TASK PROMPT: Report how many lines below contain the word "persen", and give only that number.

-- BEGIN --

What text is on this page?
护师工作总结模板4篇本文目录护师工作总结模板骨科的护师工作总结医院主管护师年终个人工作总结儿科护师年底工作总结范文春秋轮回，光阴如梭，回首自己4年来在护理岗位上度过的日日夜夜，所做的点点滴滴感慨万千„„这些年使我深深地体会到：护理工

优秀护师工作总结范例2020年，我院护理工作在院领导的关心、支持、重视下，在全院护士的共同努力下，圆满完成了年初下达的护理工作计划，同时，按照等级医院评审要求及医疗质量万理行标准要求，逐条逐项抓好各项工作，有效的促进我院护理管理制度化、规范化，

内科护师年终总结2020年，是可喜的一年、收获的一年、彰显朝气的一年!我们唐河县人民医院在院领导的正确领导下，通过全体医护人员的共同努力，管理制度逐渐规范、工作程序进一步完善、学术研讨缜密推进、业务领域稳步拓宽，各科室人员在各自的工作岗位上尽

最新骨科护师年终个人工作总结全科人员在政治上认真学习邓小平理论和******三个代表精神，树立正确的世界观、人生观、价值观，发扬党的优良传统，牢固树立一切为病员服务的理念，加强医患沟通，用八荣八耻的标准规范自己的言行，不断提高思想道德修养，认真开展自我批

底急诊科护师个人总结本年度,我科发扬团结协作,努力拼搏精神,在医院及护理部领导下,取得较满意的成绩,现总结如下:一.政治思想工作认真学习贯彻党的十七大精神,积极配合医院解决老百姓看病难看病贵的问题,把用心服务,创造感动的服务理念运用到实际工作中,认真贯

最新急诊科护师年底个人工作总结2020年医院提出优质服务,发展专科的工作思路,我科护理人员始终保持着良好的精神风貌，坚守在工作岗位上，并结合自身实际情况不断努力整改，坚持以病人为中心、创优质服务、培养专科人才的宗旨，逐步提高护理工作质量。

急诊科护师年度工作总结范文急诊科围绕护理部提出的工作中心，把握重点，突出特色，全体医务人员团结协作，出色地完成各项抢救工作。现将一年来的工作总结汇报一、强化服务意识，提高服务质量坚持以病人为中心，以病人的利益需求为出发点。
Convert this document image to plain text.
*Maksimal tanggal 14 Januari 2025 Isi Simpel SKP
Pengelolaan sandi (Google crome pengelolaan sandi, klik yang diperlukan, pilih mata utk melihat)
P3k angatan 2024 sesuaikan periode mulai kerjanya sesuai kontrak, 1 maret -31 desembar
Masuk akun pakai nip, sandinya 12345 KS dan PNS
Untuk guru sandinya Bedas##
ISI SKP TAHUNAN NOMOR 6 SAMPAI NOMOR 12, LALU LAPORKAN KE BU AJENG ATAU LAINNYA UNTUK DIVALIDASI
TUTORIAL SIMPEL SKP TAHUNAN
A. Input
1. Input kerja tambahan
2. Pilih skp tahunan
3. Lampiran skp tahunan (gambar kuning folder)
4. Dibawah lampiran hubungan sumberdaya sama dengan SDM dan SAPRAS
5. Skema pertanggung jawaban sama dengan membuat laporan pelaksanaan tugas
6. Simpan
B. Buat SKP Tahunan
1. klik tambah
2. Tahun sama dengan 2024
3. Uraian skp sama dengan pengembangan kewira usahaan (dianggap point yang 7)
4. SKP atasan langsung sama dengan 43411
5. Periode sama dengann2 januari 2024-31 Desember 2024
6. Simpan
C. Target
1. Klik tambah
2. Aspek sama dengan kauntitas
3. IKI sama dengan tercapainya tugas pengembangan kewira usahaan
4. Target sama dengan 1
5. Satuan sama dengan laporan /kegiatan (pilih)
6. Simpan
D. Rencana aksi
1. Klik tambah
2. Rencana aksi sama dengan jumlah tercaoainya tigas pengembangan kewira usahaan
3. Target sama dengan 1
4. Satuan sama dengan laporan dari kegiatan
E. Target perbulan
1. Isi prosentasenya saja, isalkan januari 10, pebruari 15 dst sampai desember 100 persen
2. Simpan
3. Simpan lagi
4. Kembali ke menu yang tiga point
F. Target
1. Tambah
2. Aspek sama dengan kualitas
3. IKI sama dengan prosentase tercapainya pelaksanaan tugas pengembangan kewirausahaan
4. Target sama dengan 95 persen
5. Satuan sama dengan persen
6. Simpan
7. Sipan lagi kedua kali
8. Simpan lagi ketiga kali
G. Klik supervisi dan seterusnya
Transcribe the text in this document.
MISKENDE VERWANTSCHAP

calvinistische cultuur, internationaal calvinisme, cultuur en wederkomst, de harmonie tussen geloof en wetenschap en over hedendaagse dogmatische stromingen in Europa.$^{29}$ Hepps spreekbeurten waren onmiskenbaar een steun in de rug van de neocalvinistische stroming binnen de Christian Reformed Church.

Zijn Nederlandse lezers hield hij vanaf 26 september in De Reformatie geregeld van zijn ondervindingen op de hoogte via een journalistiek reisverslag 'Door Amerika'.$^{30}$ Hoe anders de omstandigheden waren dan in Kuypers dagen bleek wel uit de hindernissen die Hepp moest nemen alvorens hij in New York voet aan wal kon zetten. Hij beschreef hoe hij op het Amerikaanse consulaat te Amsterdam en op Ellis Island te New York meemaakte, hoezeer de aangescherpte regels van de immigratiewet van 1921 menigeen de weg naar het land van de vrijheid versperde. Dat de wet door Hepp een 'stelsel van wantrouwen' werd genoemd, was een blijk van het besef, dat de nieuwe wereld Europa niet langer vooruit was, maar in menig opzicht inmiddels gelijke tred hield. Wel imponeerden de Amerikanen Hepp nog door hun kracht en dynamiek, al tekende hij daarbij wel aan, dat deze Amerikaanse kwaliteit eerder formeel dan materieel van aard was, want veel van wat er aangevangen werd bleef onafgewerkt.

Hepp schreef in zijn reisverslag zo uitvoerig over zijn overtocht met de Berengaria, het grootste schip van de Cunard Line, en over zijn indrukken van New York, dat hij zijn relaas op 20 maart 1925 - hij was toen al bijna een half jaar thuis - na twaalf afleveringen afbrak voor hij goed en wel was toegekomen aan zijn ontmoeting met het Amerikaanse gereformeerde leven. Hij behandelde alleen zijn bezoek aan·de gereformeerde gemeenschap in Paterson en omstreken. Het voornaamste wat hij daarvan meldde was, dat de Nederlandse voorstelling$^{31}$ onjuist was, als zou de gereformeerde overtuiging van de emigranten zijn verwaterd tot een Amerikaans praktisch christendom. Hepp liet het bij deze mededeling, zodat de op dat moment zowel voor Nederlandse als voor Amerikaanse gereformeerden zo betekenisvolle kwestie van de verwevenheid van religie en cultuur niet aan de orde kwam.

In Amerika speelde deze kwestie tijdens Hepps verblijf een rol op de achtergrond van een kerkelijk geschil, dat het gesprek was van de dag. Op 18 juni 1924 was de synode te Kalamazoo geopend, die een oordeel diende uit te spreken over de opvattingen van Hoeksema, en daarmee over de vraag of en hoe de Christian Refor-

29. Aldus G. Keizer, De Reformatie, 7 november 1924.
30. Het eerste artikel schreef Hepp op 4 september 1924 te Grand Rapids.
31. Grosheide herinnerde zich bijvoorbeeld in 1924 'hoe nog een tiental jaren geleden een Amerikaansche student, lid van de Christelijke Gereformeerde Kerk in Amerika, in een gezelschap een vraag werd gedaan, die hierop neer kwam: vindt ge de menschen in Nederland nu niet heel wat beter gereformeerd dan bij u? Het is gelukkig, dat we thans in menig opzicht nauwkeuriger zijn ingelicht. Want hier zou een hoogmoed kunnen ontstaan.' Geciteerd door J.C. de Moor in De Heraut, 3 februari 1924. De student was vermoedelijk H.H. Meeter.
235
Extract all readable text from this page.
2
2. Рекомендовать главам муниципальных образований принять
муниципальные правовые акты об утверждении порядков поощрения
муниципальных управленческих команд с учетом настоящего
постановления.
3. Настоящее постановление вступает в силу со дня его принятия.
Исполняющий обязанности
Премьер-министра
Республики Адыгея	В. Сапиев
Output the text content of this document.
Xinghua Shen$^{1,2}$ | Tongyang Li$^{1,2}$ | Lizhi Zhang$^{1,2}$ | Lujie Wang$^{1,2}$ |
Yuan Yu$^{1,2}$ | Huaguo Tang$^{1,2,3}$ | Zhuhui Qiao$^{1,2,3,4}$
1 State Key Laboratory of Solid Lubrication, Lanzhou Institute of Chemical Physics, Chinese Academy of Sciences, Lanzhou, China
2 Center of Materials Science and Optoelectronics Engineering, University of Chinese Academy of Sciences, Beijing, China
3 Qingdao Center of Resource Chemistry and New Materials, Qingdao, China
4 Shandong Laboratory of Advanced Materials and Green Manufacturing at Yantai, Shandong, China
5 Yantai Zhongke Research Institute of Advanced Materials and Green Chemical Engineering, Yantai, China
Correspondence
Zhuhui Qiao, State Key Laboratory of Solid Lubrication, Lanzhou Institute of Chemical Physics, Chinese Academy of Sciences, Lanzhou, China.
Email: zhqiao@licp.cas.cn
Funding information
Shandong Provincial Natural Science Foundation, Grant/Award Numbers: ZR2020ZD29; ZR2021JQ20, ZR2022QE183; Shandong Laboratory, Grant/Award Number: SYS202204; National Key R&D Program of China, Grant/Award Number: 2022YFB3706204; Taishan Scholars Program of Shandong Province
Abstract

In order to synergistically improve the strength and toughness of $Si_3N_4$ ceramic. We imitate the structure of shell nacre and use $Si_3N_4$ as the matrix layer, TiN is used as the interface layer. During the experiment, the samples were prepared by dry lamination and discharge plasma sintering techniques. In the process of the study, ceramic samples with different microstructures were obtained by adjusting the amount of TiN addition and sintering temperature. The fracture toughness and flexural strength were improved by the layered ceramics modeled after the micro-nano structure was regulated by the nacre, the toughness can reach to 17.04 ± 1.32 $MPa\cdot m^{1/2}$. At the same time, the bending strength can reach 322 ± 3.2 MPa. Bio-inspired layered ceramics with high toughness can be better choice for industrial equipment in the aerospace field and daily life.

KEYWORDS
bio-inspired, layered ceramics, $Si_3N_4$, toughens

-- END --

SOLUTION: 3